## Stated goal:
Within the records below, find each line that holds the string "电气工程及其自动化", then copy it.

## The input:
________________________________________

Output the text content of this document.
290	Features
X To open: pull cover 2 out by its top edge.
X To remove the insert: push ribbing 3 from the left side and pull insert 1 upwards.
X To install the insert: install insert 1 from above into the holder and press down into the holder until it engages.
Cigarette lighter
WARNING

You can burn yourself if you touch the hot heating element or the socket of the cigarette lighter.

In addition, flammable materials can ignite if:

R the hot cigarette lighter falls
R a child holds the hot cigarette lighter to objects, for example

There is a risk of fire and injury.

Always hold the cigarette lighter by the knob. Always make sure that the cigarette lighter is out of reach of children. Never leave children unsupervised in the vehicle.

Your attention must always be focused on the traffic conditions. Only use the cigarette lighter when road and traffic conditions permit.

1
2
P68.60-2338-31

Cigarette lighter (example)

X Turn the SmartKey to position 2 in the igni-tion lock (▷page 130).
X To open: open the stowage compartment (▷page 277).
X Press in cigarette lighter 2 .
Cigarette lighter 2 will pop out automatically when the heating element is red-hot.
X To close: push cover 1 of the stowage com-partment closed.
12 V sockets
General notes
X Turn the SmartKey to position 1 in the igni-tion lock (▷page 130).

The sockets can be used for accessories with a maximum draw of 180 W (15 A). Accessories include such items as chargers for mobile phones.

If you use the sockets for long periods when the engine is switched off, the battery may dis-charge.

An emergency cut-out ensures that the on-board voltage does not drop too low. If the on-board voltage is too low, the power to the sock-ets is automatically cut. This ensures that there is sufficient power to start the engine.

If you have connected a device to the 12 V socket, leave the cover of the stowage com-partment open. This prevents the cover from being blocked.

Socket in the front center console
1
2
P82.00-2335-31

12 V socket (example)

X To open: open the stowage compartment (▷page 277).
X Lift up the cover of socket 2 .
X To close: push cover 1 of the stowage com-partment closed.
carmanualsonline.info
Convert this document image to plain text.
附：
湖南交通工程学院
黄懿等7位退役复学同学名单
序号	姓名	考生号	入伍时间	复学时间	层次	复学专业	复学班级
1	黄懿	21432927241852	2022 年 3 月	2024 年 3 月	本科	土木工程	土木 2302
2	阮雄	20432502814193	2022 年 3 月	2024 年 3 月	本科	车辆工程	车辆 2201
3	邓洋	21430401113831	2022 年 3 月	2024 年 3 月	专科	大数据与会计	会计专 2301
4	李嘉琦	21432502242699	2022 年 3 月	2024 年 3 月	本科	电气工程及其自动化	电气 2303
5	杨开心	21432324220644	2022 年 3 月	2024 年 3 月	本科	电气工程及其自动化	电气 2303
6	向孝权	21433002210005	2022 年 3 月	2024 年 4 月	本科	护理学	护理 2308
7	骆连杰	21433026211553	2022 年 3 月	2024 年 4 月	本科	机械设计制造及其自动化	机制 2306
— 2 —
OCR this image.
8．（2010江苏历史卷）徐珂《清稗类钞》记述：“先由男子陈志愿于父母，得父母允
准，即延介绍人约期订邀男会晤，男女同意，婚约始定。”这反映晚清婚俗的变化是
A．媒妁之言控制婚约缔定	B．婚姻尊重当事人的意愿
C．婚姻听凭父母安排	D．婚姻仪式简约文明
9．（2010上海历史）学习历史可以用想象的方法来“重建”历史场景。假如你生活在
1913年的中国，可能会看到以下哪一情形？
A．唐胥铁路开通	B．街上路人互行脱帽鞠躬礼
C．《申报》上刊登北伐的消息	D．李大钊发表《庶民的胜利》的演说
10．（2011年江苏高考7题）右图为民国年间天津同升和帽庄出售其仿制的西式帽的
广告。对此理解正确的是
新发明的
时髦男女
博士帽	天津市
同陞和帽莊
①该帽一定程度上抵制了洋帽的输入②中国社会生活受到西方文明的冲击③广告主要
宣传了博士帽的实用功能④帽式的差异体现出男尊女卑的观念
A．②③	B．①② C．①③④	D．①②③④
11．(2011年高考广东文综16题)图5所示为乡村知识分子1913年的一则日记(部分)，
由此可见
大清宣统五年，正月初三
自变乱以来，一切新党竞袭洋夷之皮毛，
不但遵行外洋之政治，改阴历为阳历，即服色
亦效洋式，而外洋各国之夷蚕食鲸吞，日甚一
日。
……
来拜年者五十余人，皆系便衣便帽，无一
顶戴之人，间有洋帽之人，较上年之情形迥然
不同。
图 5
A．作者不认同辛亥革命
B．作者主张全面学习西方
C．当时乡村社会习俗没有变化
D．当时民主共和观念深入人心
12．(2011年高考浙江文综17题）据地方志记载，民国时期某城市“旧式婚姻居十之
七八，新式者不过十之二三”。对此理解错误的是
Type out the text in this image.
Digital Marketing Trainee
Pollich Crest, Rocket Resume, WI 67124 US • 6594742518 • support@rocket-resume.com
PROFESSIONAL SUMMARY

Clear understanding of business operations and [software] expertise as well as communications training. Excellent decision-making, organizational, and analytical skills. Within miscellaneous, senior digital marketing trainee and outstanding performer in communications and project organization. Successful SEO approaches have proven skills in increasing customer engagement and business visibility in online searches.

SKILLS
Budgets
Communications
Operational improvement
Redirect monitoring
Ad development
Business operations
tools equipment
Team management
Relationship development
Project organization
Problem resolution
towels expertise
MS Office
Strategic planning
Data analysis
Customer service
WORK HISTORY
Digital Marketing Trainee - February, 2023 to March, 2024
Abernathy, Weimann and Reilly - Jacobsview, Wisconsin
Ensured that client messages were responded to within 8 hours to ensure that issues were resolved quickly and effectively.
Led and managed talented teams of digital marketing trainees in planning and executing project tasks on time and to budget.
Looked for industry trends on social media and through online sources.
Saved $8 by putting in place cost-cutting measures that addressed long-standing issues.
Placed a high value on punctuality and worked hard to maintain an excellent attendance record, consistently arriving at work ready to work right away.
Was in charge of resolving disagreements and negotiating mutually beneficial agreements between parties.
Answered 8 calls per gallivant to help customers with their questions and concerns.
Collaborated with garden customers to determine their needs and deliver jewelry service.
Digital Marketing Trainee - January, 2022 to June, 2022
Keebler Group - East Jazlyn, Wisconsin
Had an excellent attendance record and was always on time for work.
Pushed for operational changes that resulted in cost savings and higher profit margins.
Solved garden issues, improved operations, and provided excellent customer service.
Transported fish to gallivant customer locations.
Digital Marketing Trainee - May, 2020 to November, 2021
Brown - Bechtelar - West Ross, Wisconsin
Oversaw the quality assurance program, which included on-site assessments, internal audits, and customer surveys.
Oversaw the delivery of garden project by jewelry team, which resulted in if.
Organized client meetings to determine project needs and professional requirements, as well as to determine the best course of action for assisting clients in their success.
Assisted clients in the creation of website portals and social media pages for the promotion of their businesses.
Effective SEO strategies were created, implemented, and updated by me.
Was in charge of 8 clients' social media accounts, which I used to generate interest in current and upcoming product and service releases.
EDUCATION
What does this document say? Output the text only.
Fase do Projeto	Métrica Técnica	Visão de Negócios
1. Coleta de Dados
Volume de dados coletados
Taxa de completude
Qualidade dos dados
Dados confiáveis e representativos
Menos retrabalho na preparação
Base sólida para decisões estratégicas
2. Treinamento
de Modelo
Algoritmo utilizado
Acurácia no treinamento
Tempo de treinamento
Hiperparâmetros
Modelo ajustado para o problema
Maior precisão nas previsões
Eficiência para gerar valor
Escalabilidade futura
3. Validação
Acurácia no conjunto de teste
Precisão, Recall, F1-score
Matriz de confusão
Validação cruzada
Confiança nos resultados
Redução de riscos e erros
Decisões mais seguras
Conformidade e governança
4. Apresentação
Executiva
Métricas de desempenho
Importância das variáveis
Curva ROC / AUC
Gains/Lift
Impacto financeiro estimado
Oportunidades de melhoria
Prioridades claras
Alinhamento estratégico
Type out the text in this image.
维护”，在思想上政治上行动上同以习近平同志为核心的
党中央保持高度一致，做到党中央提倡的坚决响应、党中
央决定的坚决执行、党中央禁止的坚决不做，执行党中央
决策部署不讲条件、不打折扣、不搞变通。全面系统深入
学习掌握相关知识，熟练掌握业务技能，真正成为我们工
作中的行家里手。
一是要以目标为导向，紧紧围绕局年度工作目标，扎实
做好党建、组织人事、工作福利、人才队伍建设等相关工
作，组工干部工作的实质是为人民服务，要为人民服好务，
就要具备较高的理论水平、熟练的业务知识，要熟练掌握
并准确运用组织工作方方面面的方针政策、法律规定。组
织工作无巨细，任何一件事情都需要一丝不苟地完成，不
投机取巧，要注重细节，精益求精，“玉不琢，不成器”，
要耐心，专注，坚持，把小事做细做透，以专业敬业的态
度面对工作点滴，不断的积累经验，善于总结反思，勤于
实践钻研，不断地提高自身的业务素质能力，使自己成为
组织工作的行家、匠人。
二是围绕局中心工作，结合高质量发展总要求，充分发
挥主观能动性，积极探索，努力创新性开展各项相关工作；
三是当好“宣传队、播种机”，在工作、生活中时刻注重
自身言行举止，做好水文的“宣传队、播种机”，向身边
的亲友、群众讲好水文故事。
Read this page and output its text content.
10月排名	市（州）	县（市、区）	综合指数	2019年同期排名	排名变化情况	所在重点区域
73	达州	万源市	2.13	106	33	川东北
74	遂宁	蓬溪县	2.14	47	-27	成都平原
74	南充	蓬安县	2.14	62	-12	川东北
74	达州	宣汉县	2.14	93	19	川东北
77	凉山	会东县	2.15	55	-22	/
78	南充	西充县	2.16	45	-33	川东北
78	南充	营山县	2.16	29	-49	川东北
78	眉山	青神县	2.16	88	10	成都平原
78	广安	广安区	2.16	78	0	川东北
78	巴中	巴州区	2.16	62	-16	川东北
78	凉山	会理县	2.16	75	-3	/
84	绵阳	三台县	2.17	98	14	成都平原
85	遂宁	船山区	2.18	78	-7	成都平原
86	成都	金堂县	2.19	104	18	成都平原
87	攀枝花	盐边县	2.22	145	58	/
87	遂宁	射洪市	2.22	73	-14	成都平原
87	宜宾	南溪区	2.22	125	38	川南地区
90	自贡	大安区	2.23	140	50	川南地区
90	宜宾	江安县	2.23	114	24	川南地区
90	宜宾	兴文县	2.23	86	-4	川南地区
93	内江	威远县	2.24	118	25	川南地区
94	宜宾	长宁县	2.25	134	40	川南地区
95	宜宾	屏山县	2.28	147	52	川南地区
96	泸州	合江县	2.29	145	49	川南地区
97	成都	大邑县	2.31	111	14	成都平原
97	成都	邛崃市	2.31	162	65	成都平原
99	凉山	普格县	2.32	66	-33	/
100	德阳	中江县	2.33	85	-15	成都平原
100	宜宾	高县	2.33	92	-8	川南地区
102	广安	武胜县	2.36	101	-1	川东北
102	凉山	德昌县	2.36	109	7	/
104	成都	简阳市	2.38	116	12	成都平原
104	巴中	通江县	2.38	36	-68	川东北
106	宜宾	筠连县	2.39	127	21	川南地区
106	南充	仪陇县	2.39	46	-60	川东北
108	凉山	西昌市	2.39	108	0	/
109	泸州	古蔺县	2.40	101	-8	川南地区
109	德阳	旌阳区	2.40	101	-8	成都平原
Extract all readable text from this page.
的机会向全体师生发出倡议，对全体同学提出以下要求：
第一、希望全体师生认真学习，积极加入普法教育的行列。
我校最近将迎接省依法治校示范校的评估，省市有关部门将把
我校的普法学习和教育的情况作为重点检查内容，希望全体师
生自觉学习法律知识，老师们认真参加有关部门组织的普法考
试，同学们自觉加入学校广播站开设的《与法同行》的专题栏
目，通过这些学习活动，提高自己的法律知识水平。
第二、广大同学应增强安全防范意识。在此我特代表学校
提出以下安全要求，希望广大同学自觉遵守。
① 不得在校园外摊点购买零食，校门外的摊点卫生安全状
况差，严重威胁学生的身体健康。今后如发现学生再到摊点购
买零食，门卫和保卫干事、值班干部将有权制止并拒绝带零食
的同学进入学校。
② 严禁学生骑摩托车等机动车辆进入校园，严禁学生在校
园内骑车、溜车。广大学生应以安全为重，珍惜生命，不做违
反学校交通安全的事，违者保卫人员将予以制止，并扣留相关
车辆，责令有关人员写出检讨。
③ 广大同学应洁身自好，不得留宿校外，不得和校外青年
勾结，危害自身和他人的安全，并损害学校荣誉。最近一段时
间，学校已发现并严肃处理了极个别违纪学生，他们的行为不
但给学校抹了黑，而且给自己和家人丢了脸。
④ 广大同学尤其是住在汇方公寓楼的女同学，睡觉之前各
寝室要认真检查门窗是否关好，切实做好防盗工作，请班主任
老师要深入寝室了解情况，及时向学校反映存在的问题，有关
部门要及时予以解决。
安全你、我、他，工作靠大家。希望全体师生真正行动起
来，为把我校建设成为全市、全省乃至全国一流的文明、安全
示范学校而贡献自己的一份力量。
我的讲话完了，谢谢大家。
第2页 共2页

________________________________________

## Written solution:
4	李嘉琦	21432502242699	2022 年 3 月	2024 年 3 月	本科	电气工程及其自动化	电气 2303
5	杨开心	21432324220644	2022 年 3 月	2024 年 3 月	本科	电气工程及其自动化	电气 2303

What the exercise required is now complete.